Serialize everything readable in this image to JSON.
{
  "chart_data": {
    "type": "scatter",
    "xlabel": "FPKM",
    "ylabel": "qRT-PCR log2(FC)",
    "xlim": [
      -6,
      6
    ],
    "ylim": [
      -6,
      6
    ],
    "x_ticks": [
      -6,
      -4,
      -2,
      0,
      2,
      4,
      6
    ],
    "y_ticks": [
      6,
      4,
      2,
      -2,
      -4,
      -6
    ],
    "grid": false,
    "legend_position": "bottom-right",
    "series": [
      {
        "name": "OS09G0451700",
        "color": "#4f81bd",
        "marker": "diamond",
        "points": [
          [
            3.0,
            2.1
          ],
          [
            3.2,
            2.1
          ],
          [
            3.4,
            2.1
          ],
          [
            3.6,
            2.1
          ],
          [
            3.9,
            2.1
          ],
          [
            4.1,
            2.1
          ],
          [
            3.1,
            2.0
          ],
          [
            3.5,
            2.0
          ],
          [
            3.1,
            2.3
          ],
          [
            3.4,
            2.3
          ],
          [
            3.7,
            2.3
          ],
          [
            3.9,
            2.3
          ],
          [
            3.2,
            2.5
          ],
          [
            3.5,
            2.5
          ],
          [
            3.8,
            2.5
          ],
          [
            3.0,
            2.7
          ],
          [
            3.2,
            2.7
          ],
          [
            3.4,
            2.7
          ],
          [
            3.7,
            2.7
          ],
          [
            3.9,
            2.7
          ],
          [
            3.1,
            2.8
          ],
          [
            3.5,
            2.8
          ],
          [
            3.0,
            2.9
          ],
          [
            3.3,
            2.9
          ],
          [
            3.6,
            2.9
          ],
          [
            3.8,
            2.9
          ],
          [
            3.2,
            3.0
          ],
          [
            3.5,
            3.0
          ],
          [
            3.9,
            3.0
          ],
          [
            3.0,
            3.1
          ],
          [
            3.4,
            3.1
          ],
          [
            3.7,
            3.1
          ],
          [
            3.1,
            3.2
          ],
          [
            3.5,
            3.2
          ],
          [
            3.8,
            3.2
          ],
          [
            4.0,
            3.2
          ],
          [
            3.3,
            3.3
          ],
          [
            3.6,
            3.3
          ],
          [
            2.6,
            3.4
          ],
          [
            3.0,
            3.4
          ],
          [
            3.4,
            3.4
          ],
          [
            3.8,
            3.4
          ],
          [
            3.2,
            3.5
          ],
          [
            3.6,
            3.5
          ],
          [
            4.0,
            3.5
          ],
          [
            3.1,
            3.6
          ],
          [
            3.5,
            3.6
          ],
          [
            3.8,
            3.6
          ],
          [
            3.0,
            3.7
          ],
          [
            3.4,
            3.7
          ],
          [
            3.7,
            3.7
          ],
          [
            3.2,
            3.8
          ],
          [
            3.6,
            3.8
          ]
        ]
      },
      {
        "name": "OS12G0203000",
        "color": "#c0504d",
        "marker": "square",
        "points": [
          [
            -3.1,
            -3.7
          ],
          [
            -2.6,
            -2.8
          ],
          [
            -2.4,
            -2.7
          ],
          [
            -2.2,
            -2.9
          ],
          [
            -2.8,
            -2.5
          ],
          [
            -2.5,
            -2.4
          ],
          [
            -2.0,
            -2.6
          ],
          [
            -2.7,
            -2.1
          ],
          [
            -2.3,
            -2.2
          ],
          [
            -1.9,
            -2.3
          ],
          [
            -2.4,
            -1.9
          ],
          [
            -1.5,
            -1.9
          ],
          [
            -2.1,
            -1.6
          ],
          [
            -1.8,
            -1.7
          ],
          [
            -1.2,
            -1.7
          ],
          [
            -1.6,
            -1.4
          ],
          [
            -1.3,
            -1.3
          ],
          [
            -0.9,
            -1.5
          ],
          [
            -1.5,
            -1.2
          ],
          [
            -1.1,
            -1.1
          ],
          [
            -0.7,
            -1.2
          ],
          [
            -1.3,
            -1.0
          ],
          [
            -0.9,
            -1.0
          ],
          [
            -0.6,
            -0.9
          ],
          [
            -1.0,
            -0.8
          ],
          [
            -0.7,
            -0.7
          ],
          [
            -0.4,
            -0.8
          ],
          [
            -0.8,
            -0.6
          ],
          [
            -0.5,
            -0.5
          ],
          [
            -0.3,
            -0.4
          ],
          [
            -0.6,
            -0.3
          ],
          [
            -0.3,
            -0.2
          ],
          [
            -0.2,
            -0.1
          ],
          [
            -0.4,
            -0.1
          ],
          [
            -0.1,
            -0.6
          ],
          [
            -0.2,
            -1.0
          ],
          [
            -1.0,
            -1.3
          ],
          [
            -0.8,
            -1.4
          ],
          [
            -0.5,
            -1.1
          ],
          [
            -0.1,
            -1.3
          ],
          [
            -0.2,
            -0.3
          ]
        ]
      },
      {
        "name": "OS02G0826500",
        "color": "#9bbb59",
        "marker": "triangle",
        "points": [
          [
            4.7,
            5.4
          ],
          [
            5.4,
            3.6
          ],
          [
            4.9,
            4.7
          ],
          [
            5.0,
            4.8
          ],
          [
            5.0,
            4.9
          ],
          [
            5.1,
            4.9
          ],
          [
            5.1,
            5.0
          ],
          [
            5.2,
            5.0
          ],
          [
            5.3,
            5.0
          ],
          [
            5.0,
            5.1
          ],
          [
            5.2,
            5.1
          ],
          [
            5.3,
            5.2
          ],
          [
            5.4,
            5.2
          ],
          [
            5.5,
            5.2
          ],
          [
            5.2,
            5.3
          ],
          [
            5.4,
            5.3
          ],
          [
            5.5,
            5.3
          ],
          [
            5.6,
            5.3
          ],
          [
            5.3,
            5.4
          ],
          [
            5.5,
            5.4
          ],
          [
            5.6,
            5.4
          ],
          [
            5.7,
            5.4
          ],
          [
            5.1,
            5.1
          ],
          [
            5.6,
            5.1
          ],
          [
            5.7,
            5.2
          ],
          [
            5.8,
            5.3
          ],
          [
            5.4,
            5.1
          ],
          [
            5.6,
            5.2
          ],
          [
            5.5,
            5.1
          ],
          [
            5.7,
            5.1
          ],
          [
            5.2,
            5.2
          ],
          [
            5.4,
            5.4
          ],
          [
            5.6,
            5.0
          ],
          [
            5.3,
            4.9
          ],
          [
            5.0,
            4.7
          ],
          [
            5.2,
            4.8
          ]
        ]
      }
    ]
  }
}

- [WRITTEN REQUEST]: Working from the material above, retype it in its entirety without change.

- [OUTPUT OF THE TASK]:
Serialize everything readable in this image to JSON.
{
  "chart_data": {
    "type": "scatter",
    "xlabel": "FPKM",
    "ylabel": "qRT-PCR log2(FC)",
    "xlim": [
      -6,
      6
    ],
    "ylim": [
      -6,
      6
    ],
    "x_ticks": [
      -6,
      -4,
      -2,
      0,
      2,
      4,
      6
    ],
    "y_ticks": [
      6,
      4,
      2,
      -2,
      -4,
      -6
    ],
    "grid": false,
    "legend_position": "bottom-right",
    "series": [
      {
        "name": "OS09G0451700",
        "color": "#4f81bd",
        "marker": "diamond",
        "points": [
          [
            3.0,
            2.1
          ],
          [
            3.2,
            2.1
          ],
          [
            3.4,
            2.1
          ],
          [
            3.6,
            2.1
          ],
          [
            3.9,
            2.1
          ],
          [
            4.1,
            2.1
          ],
          [
            3.1,
            2.0
          ],
          [
            3.5,
            2.0
          ],
          [
            3.1,
            2.3
          ],
          [
            3.4,
            2.3
          ],
          [
            3.7,
            2.3
          ],
          [
            3.9,
            2.3
          ],
          [
            3.2,
            2.5
          ],
          [
            3.5,
            2.5
          ],
          [
            3.8,
            2.5
          ],
          [
            3.0,
            2.7
          ],
          [
            3.2,
            2.7
          ],
          [
            3.4,
            2.7
          ],
          [
            3.7,
            2.7
          ],
          [
            3.9,
            2.7
          ],
          [
            3.1,
            2.8
          ],
          [
            3.5,
            2.8
          ],
          [
            3.0,
            2.9
          ],
          [
            3.3,
            2.9
          ],
          [
            3.6,
            2.9
          ],
          [
            3.8,
            2.9
          ],
          [
            3.2,
            3.0
          ],
          [
            3.5,
            3.0
          ],
          [
            3.9,
            3.0
          ],
          [
            3.0,
            3.1
          ],
          [
            3.4,
            3.1
          ],
          [
            3.7,
            3.1
          ],
          [
            3.1,
            3.2
          ],
          [
            3.5,
            3.2
          ],
          [
            3.8,
            3.2
          ],
          [
            4.0,
            3.2
          ],
          [
            3.3,
            3.3
          ],
          [
            3.6,
            3.3
          ],
          [
            2.6,
            3.4
          ],
          [
            3.0,
            3.4
          ],
          [
            3.4,
            3.4
          ],
          [
            3.8,
            3.4
          ],
          [
            3.2,
            3.5
          ],
          [
            3.6,
            3.5
          ],
          [
            4.0,
            3.5
          ],
          [
            3.1,
            3.6
          ],
          [
            3.5,
            3.6
          ],
          [
            3.8,
            3.6
          ],
          [
            3.0,
            3.7
          ],
          [
            3.4,
            3.7
          ],
          [
            3.7,
            3.7
          ],
          [
            3.2,
            3.8
          ],
          [
            3.6,
            3.8
          ]
        ]
      },
      {
        "name": "OS12G0203000",
        "color": "#c0504d",
        "marker": "square",
        "points": [
          [
            -3.1,
            -3.7
          ],
          [
            -2.6,
            -2.8
          ],
          [
            -2.4,
            -2.7
          ],
          [
            -2.2,
            -2.9
          ],
          [
            -2.8,
            -2.5
          ],
          [
            -2.5,
            -2.4
          ],
          [
            -2.0,
            -2.6
          ],
          [
            -2.7,
            -2.1
          ],
          [
            -2.3,
            -2.2
          ],
          [
            -1.9,
            -2.3
          ],
          [
            -2.4,
            -1.9
          ],
          [
            -1.5,
            -1.9
          ],
          [
            -2.1,
            -1.6
          ],
          [
            -1.8,
            -1.7
          ],
          [
            -1.2,
            -1.7
          ],
          [
            -1.6,
            -1.4
          ],
          [
            -1.3,
            -1.3
          ],
          [
            -0.9,
            -1.5
          ],
          [
            -1.5,
            -1.2
          ],
          [
            -1.1,
            -1.1
          ],
          [
            -0.7,
            -1.2
          ],
          [
            -1.3,
            -1.0
          ],
          [
            -0.9,
            -1.0
          ],
          [
            -0.6,
            -0.9
          ],
          [
            -1.0,
            -0.8
          ],
          [
            -0.7,
            -0.7
          ],
          [
            -0.4,
            -0.8
          ],
          [
            -0.8,
            -0.6
          ],
          [
            -0.5,
            -0.5
          ],
          [
            -0.3,
            -0.4
          ],
          [
            -0.6,
            -0.3
          ],
          [
            -0.3,
            -0.2
          ],
          [
            -0.2,
            -0.1
          ],
          [
            -0.4,
            -0.1
          ],
          [
            -0.1,
            -0.6
          ],
          [
            -0.2,
            -1.0
          ],
          [
            -1.0,
            -1.3
          ],
          [
            -0.8,
            -1.4
          ],
          [
            -0.5,
            -1.1
          ],
          [
            -0.1,
            -1.3
          ],
          [
            -0.2,
            -0.3
          ]
        ]
      },
      {
        "name": "OS02G0826500",
        "color": "#9bbb59",
        "marker": "triangle",
        "points": [
          [
            4.7,
            5.4
          ],
          [
            5.4,
            3.6
          ],
          [
            4.9,
            4.7
          ],
          [
            5.0,
            4.8
          ],
          [
            5.0,
            4.9
          ],
          [
            5.1,
            4.9
          ],
          [
            5.1,
            5.0
          ],
          [
            5.2,
            5.0
          ],
          [
            5.3,
            5.0
          ],
          [
            5.0,
            5.1
          ],
          [
            5.2,
            5.1
          ],
          [
            5.3,
            5.2
          ],
          [
            5.4,
            5.2
          ],
          [
            5.5,
            5.2
          ],
          [
            5.2,
            5.3
          ],
          [
            5.4,
            5.3
          ],
          [
            5.5,
            5.3
          ],
          [
            5.6,
            5.3
          ],
          [
            5.3,
            5.4
          ],
          [
            5.5,
            5.4
          ],
          [
            5.6,
            5.4
          ],
          [
            5.7,
            5.4
          ],
          [
            5.1,
            5.1
          ],
          [
            5.6,
            5.1
          ],
          [
            5.7,
            5.2
          ],
          [
            5.8,
            5.3
          ],
          [
            5.4,
            5.1
          ],
          [
            5.6,
            5.2
          ],
          [
            5.5,
            5.1
          ],
          [
            5.7,
            5.1
          ],
          [
            5.2,
            5.2
          ],
          [
            5.4,
            5.4
          ],
          [
            5.6,
            5.0
          ],
          [
            5.3,
            4.9
          ],
          [
            5.0,
            4.7
          ],
          [
            5.2,
            4.8
          ]
        ]
      }
    ]
  }
}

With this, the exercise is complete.